Atousa Raissyan’s book reached number one across several Amazon categories, but the more striking story is the journey behind it. Born in Iran and a child during the revolution, she now works as a healer helping people move from fear toward love.

In this wide-ranging conversation she talks about sitting with difficult emotions, releasing what the body has stored, and the two principles at the heart of her book: responsibility and choice.

Atousa Raissyan is a shaman, healer, life guide, poet, and author. Born in Iran, she came to the United States by way of Germany in 1984 and now works with clients on emotional healing and transformation.

Her book Change Yourself, Change the World: Transform Your Life From Fear-Based Living to Choosing Love and Seeing Magic became a bestseller in multiple categories. She created its augmented-reality cover art herself.

Host: Richard Lowe
Guest: Atousa Raissyan
Show: Author Talks with Richard Lowe
Format: Video + Audio
Time: ~39 min watch / ~27 min read

DISCUSS YOUR BOOK

The Interview

Full transcript of the interview follows.

Richard Lowe: Hello, this is Richard Lowe with author talks. I’m a ghostwriter, a writing coach and LinkedIn branding expert. So if you need any of those services, connect with me, I’m here with Well, why don’t you pronounce your name for me?

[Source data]
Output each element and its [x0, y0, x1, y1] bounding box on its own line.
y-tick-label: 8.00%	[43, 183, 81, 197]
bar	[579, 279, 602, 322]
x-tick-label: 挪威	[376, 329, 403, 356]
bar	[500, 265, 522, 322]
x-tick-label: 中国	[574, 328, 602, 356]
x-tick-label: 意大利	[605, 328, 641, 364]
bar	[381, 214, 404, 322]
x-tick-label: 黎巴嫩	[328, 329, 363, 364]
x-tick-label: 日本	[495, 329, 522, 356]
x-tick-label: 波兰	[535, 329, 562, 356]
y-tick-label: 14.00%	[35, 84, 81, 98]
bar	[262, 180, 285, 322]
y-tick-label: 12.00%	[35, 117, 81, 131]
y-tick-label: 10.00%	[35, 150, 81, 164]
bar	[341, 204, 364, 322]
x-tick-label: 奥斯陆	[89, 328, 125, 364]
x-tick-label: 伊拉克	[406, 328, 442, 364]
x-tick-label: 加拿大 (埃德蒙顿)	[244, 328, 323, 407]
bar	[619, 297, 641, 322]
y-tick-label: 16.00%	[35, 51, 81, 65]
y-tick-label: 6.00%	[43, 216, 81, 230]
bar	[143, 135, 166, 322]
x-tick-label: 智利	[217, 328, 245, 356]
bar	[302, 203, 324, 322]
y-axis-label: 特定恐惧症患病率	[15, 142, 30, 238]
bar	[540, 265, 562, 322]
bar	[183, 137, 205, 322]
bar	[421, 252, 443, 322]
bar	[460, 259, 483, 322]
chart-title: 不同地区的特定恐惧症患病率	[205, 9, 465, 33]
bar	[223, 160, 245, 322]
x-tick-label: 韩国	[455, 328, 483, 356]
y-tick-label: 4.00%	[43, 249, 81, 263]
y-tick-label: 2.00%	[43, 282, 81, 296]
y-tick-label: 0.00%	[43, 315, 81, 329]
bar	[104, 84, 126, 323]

§ **Work to be completed**
From the interview page, quote the stretch from "DISCUSS YOUR BOOK" through "name for me?". You can leave the entries aside, since none of the work depends on them.

§ **Result of this exercise**
DISCUSS YOUR BOOK

The Interview

Full transcript of the interview follows.

Richard Lowe: Hello, this is Richard Lowe with author talks. I’m a ghostwriter, a writing coach and LinkedIn branding expert. So if you need any of those services, connect with me, I’m here with Well, why don’t you pronounce your name for me?